WRITTEN PROBLEM: Select every line containing the word "фото" from the material, and copy those lines.

[Stored data]
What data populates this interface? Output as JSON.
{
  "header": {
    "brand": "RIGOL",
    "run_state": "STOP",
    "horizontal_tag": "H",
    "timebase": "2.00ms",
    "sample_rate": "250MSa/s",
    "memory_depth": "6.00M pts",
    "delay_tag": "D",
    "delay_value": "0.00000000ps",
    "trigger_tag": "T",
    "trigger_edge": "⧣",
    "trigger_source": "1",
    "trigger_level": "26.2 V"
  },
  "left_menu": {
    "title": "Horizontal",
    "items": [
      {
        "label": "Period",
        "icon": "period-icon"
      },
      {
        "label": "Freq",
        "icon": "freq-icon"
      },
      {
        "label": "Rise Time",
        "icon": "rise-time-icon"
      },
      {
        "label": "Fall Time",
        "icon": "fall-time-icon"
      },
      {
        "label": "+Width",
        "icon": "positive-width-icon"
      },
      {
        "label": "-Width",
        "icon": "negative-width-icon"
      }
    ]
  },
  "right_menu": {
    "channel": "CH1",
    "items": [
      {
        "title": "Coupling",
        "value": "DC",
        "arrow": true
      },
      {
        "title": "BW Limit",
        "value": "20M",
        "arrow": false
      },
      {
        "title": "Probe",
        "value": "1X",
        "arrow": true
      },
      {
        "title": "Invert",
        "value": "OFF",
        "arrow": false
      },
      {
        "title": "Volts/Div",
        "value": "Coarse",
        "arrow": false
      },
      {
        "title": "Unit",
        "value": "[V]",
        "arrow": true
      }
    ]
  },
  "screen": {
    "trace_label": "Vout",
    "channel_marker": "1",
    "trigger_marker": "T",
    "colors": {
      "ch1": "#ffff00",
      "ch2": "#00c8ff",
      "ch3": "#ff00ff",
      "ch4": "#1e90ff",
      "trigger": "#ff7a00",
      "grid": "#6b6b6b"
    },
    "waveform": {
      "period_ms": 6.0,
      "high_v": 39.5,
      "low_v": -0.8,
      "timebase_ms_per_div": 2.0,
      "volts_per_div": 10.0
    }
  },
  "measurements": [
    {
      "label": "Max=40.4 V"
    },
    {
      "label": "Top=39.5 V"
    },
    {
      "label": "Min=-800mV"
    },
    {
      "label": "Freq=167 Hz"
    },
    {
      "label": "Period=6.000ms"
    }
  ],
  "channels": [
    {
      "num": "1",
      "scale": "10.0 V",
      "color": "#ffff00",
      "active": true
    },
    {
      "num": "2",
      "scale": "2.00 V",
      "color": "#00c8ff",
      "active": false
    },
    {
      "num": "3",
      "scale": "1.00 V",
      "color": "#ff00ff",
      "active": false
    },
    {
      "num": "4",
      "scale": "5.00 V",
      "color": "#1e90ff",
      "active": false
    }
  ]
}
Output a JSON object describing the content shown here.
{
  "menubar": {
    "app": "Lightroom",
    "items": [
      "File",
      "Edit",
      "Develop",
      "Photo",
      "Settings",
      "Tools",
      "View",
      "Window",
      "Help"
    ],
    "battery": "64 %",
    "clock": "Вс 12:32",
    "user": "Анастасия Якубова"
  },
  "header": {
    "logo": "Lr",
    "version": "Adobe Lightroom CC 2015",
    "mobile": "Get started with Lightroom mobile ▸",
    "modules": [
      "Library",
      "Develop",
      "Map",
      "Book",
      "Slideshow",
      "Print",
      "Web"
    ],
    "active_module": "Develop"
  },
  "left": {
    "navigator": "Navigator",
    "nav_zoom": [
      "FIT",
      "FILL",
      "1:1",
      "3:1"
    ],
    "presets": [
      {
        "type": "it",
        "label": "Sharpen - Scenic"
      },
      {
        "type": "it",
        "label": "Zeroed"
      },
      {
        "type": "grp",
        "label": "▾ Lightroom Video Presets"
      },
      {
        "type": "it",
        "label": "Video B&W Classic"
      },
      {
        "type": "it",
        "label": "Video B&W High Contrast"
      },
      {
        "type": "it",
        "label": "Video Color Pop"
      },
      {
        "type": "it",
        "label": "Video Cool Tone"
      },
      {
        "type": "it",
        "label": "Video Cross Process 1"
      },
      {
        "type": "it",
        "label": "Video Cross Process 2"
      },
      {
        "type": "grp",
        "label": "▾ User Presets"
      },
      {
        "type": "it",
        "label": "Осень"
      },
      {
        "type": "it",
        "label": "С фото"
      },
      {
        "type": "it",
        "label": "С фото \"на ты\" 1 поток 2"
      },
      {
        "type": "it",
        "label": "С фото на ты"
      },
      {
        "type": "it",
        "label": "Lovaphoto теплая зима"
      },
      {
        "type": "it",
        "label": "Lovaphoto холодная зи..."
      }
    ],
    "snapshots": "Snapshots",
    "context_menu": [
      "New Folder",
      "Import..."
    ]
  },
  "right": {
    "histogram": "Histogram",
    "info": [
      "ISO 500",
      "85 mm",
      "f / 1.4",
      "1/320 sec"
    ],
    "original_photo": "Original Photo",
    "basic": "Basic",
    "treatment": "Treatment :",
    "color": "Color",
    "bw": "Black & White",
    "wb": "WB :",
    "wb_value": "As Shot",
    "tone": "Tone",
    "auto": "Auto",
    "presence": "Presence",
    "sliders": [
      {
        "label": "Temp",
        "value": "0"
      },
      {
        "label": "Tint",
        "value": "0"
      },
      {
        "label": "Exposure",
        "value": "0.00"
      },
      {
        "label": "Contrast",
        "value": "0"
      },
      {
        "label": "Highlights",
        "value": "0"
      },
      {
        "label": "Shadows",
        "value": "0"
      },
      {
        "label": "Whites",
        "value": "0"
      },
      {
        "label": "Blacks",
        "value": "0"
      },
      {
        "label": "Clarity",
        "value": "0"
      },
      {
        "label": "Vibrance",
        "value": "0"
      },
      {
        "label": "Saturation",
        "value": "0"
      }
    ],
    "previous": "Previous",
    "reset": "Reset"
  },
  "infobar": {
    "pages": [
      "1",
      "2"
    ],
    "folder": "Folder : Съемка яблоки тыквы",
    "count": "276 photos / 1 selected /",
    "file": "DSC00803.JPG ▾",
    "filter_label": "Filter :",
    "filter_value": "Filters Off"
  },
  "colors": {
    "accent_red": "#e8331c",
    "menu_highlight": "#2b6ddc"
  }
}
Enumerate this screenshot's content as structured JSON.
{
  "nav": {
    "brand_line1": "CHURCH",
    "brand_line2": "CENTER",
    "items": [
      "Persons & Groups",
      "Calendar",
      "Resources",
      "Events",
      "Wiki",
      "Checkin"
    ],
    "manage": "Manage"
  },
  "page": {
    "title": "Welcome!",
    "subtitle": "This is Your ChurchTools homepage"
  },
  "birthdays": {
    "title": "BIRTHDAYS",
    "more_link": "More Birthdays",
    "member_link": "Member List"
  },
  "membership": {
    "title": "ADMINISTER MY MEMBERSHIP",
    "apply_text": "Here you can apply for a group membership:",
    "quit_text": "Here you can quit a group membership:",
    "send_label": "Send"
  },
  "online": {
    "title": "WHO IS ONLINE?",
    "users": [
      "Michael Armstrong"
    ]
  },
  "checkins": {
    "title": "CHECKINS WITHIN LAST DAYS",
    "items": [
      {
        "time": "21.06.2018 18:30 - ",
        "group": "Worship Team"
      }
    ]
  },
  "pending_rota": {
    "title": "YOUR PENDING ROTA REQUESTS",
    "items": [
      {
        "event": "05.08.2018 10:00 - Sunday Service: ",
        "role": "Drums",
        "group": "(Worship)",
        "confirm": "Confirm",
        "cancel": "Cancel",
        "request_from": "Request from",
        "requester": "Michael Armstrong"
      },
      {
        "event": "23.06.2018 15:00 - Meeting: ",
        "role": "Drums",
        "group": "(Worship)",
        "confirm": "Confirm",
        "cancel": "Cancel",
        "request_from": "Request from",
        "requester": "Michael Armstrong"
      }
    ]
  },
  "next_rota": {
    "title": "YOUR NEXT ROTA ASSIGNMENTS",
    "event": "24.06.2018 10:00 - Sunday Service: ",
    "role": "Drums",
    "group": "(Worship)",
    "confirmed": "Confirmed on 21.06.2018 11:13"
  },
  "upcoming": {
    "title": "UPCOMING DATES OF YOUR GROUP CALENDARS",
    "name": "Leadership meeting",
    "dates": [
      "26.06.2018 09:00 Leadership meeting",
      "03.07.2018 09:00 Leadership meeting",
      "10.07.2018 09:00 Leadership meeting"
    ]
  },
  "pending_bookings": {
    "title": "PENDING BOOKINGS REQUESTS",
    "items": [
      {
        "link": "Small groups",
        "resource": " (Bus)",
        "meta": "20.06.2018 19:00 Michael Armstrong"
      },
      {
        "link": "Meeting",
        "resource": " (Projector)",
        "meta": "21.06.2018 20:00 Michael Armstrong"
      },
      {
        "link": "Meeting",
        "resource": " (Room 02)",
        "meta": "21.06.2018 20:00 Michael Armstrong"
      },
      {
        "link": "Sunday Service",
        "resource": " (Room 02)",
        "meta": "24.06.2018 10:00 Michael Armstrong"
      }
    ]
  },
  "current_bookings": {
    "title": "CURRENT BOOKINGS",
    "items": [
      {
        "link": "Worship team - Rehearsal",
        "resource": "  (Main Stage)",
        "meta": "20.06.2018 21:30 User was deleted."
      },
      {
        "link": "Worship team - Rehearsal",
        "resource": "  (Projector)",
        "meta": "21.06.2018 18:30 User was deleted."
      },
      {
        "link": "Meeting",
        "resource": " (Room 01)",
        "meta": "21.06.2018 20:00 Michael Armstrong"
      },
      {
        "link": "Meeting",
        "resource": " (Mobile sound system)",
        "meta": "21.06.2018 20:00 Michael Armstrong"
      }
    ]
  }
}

CORRECT OUTPUT:
        "label": "С фото"
        "label": "С фото \"на ты\" 1 поток 2"
        "label": "С фото на ты"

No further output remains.